◆ Given instruction
In the material below, find all lines with the string "their" and copy them.
################
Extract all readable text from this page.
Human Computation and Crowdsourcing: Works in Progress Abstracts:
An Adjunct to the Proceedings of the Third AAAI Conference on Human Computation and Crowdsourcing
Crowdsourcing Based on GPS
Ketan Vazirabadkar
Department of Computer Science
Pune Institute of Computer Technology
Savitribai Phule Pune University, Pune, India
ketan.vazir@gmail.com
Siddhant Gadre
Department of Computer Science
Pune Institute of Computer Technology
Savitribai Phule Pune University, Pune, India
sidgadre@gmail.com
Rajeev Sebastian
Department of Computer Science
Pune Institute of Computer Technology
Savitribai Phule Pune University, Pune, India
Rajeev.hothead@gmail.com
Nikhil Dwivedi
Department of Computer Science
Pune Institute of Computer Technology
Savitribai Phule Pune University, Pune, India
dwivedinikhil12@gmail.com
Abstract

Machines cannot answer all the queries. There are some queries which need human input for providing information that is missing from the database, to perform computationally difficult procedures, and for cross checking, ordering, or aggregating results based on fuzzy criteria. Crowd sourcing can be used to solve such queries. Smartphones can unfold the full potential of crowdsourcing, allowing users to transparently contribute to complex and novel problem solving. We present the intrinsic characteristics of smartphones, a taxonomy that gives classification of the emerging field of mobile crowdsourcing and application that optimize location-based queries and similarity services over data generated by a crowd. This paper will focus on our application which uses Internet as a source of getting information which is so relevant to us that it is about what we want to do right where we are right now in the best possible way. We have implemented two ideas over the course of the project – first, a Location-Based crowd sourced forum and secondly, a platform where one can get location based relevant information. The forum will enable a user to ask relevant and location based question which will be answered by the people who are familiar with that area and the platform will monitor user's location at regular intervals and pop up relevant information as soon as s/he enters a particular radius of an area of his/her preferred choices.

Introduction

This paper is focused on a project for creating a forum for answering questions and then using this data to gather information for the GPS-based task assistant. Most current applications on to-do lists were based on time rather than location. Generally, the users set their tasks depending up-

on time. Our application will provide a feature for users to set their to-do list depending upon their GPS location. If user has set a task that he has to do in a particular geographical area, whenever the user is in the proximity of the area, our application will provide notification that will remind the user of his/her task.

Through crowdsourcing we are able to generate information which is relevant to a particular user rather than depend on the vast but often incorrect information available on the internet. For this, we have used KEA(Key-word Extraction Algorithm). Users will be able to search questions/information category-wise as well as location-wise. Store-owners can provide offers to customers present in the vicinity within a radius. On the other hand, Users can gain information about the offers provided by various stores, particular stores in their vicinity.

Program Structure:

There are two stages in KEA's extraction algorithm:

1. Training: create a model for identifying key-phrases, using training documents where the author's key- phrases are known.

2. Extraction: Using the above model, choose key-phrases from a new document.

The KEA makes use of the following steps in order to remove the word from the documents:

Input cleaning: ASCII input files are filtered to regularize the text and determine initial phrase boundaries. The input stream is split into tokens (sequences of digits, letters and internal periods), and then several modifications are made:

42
################
◆ Task result
This paper is focused on a project for creating a forum for answering questions and then using this data to gather information for the GPS-based task assistant. Most current applications on to-do lists were based on time rather than location. Generally, the users set their tasks depending up-
on time. Our application will provide a feature for users to set their to-do list depending upon their GPS location. If user has set a task that he has to do in a particular geographical area, whenever the user is in the proximity of the area, our application will provide notification that will remind the user of his/her task.
Through crowdsourcing we are able to generate information which is relevant to a particular user rather than depend on the vast but often incorrect information available on the internet. For this, we have used KEA(Key-word Extraction Algorithm). Users will be able to search questions/information category-wise as well as location-wise. Store-owners can provide offers to customers present in the vicinity within a radius. On the other hand, Users can gain information about the offers provided by various stores, particular stores in their vicinity.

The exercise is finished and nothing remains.